Когда французская армия прибыла на Адидже и вследствие этого Средняя и Нижняя Италия оказались отрезанными от Германии, князь Пиньятелли прибыл в главную квартиру, просил и добился для неаполитанского короля перемирия, подписанного 5 июня 1796 года Неаполитанская кавалерийская дивизия численностью в 2400 коней, составлявшая часть армии Болье, стала на квартирах близ Брешиа среди французской армии.
Неаполитанский уполномоченный отправился в Париж для обсуждения и подписания окончательного мира с республикой. При переговорах возникли затруднения вследствие неуместных придирок Парижа, а также вследствие недобросовестных уверток, столь обычных для двора Обеих Сицилий. Директория должна была считать за большую удачу то, что удалось обезоружить неаполитанского короля, потому что у него было в строю 60 000 человек и он располагал 25 000—30 000 человек для посылки на По.
Наполеон не переставал торопить с заключением этого договора. Министерство иностранных дел в Париже требовало контрибуции в несколько миллионов, платить которую Неаполитанский двор резонно оказывался. Но в сентябре – когда стало известно, что союз Испании с Францией и освобождение Корсики от английского ига побудили Сент-Джемский кабинет[55] отозвать свои эскадры из Средиземного моря, вследствие чего господство в Средиземном море и в Адриатике перешло к тулонским эскадрам, – встревоженный Неаполитанский двор подписал все, что хотела Директория, и мир был заключен 8 октября.
Но ненависть и недобросовестность этого двора и отсутствие у него уважения к своей подписи на договорах были таковы, что еще долго после заключения мира двор этот беспокоил Италию передвижениями войск на своих границах и угрозами нападения, как будто состояние войны продолжалось. Трудно выразить негодование, возбуждаемое таким отсутствием всякого стыда и всякого уважения к людям, что и привело в конце концов к свержению этого кабинета.
Французское правительство предписало Наполеону в начале сентября, когда Рейнская и Самбро-Маасская армии были еще в Германии, сообщить императору, что если он не согласится на мир, то его морские базы в Фиуме и Триесте будут разрушены. От такого неуместного заявления нельзя было ожидать ничего хорошего.
Позже, однако, когда Самбро-Маасская и Рейнская армии были отброшены во Францию, а предмостные укрепления Келя и Гюнингена – осаждены, Моро предложил перемирие, от которого эрцгерцог отказался, заявив о своих претензиях на оба предмостных укрепления. Когда фельдмаршал Вурмзер с почти 30 000 австрийцев был блокирован в Мантуе и усилия Альвинци выручить его потерпели неудачу у Арколе, Директория стала надеяться, что будет заключено общее перемирие, по которому Гюнинген и Кель останутся за Францией, а Мантуя – за Австрией. Генерал Кларк получил необходимые полномочия, чтобы отправиться в Вену и предложить общее перемирие до июня 1797 года.

ЗАДАНИЯ
1. Сколько человек было в строю у неаполитанского короля согласно тексту о переговорах Директории?
2. Приведите продолжение текста о переговорах Директории, начиная сразу после его последнего предложения.

Записи набора данных о макетах:
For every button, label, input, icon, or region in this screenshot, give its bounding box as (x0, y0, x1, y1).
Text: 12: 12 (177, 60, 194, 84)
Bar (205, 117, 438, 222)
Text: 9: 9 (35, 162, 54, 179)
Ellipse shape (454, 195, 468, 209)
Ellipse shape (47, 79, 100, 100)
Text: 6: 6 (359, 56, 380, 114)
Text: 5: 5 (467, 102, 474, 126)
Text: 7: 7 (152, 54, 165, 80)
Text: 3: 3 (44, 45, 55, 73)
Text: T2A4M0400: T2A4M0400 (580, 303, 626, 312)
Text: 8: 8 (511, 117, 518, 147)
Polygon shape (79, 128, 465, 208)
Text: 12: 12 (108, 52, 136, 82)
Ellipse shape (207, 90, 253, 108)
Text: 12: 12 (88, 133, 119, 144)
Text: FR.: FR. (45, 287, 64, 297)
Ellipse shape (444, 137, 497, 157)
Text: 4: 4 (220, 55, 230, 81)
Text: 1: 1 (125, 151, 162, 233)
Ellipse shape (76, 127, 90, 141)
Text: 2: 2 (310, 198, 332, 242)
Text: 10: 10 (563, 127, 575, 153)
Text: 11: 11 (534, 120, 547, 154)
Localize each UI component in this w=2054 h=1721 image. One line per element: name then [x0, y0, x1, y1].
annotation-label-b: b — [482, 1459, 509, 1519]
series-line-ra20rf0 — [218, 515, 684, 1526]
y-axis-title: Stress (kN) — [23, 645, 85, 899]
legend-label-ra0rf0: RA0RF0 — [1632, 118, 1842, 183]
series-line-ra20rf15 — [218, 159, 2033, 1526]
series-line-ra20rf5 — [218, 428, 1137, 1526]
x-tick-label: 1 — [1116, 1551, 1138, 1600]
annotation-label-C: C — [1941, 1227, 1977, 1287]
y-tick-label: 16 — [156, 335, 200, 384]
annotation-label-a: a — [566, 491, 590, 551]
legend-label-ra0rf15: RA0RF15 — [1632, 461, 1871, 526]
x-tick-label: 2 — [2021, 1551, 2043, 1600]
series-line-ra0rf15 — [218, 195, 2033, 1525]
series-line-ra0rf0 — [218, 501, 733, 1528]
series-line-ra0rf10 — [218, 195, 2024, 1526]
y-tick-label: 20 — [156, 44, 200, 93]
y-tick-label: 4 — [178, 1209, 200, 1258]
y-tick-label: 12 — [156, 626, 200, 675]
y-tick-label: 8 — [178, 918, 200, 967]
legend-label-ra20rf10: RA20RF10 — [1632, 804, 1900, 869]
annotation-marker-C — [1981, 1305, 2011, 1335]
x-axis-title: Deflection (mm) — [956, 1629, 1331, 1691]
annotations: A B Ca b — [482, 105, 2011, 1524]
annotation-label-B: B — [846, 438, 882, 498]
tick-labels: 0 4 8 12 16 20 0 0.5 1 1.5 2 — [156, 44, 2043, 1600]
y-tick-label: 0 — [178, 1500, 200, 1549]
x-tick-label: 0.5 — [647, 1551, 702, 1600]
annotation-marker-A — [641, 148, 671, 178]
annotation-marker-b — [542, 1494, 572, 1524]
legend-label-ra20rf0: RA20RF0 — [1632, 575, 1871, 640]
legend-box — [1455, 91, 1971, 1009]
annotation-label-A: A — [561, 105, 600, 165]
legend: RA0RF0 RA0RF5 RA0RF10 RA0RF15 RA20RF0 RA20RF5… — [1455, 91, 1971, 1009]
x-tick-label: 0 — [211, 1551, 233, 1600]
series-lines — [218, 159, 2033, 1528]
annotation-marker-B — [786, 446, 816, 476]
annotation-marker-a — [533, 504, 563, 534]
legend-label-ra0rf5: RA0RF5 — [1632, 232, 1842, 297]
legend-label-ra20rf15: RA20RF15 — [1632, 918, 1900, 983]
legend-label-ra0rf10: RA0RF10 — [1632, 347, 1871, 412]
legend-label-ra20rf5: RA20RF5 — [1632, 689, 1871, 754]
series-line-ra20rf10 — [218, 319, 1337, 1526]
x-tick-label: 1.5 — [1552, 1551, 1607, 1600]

ОТВЕТЫ ПО ПОРЯДКУ
1. 60 000 человек.

2.
Осаду Келя и Гюнингена предлагалось снять, а для Мантуи сохранить status quo[56]. Австрийские и французские комиссары должны были ежедневно пропускать в эту крепость продовольствие, необходимое жителям и войскам. Генерал Кларк прибыл 1 декабря[57] в Милан для согласования действий с главнокомандующим, которому было поручено добиться для этого уполномоченного всех необходимых паспортов. Наполеон ему сказал: «Осаду Келя и Гюнингена легко заставить снять.
Эрцгерцог ведет осаду Келя всего с сорока тысячами человек, – пусть Моро на рассвете сделает вылазку из своего укрепленного лагеря с шестьюдесятью тысячами человек, разобьет осадную армию, захватит все парки и разрушит все укрепления осаждающих; впрочем, Кель и гюнингенское предмостное укрепление не стоят Мантуи; нет никакой возможности установить число жителей, мужчин, женщин, детей и даже состав гарнизона.
Фельдмаршал Вурмзер, уменьшив для всех паек наполовину, выгадает за шесть месяцев запас продовольствия еще на шесть месяцев. Если думают, что перемирие должно послужить началом переговоров о мире, то это еще один повод не предлагать его, пока Мантуя находится во власти Австрии. Нужно, значит, выиграть сражение под стенами Келя и дождаться сдачи Мантуи, а тогда предложить перемирие и мир». Однако приказания правительства были точны. Генерал Кларк написал императору и отправил ему письмо Директории.
Вследствие этого барон Винцент, адъютант императора, и генерал Кларк встретились 3 января в Виченце; здесь у них состоялось два совещания. Барон Винцент заявил, что император не может принять в Вене уполномоченного республики, которую он не признает, что он не может к тому же действовать отдельно от своих союзников и что, наконец, если французский представитель имеет сделать какие-либо сообщения, он может адресоваться к г-ну Жиральди, австрийскому посланнику в Турине.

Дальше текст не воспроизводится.